> Aim of the task
Look for "Tuwinger" in the records and copy every line that has it.

(Source records)
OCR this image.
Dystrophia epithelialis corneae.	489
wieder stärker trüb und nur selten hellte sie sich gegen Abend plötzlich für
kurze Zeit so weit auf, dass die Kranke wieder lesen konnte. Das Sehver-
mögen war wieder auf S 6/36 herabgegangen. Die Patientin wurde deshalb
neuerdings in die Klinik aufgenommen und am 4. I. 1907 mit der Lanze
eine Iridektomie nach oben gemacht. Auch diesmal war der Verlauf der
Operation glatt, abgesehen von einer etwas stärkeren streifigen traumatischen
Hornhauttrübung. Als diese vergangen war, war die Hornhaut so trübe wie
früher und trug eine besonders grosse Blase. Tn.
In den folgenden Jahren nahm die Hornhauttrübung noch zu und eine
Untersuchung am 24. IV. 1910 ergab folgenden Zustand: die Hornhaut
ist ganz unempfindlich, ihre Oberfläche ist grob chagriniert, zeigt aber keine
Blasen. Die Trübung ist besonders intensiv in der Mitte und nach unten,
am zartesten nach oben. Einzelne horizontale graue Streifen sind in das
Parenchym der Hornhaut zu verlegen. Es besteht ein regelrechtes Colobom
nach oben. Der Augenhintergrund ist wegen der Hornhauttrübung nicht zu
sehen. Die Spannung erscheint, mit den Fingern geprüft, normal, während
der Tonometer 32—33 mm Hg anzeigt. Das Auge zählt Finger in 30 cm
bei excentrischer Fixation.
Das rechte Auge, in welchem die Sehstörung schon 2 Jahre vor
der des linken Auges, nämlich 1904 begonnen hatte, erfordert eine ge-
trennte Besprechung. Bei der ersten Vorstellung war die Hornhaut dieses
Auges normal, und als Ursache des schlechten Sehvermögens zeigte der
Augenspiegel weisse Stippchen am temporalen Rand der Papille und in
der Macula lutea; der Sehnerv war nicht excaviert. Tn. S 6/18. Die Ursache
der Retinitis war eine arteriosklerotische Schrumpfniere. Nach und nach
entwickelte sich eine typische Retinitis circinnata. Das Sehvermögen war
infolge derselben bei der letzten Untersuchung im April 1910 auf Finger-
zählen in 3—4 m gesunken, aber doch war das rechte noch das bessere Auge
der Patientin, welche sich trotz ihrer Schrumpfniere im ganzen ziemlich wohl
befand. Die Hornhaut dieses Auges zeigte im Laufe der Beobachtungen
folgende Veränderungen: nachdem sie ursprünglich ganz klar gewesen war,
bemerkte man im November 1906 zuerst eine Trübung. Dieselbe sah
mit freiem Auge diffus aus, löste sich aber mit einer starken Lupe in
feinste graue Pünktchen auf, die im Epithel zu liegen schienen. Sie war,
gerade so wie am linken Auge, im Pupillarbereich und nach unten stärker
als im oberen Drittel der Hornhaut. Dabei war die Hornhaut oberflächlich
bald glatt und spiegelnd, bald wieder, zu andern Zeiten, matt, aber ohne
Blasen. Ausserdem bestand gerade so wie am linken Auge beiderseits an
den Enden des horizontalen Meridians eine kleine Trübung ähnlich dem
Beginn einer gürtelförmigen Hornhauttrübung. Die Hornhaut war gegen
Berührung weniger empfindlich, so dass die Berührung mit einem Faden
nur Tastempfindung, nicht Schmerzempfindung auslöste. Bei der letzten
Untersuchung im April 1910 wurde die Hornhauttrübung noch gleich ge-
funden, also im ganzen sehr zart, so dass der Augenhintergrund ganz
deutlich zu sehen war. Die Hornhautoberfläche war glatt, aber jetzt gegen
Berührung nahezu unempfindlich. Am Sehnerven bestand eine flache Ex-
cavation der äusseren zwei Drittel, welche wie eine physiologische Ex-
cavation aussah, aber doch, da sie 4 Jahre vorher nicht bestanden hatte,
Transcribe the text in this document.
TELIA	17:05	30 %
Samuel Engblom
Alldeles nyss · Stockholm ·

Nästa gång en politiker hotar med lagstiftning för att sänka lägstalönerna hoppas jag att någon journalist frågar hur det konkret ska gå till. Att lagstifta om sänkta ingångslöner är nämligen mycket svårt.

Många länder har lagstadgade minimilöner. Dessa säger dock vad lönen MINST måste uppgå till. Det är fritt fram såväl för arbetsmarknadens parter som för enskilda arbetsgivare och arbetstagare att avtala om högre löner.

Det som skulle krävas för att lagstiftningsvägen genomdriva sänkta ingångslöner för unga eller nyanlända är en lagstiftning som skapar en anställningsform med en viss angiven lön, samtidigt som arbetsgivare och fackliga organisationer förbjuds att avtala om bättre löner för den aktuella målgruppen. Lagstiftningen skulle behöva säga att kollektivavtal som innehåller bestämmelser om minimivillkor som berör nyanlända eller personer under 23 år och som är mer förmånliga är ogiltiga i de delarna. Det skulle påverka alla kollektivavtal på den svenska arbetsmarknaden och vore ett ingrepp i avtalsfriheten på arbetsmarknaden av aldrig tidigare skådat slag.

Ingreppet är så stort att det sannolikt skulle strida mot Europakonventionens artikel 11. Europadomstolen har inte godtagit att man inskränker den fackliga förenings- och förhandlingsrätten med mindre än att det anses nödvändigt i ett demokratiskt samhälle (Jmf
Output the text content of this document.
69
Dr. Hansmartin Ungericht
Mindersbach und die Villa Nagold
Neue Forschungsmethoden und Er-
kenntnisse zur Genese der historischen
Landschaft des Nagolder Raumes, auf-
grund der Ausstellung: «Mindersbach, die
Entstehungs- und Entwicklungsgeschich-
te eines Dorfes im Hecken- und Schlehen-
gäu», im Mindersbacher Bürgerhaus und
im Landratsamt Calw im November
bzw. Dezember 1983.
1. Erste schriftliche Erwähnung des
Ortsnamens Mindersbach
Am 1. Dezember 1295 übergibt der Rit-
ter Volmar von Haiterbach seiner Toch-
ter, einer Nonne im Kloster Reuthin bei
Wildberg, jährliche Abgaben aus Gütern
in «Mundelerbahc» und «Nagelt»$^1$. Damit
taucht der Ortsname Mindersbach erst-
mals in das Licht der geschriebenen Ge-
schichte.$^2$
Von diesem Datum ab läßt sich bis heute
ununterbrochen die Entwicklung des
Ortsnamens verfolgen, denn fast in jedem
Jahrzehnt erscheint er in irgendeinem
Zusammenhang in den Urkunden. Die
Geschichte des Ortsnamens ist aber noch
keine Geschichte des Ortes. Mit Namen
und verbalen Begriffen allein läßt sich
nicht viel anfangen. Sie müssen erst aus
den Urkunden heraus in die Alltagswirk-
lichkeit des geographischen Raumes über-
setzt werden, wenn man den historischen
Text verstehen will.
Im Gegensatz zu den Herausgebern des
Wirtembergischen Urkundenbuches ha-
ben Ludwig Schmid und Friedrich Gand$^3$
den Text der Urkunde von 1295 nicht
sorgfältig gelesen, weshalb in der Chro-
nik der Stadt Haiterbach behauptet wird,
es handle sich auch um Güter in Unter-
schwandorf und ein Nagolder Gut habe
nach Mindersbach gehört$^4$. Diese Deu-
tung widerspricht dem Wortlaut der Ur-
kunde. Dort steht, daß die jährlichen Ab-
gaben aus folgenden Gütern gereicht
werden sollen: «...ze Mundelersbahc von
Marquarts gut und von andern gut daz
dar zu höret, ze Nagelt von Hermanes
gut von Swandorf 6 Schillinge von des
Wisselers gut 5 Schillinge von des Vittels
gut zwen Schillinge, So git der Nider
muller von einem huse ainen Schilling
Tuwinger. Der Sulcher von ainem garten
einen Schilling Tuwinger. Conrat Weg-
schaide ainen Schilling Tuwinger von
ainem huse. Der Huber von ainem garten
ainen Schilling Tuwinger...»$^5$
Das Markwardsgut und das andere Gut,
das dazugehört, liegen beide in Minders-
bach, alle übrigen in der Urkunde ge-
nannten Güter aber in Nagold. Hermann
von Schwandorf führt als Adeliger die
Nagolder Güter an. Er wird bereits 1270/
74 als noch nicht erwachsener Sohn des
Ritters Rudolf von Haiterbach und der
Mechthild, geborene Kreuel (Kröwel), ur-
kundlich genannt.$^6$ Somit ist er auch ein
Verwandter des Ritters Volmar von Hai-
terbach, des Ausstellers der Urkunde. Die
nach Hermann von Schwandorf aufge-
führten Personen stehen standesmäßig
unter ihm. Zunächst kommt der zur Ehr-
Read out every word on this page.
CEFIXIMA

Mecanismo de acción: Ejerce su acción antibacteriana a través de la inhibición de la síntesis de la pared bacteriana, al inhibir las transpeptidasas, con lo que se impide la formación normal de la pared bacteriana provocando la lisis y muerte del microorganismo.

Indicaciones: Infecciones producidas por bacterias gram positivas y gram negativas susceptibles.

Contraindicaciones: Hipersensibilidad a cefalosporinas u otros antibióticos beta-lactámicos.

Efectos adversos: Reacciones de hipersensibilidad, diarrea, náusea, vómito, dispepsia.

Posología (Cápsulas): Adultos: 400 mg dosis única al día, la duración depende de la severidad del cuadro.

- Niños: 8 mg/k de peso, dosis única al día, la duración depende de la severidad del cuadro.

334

> Response to the task
Tuwinger. Der Sulcher von ainem garten
einen Schilling Tuwinger. Conrat Weg-
schaide ainen Schilling Tuwinger von
ainen Schilling Tuwinger...»$^5$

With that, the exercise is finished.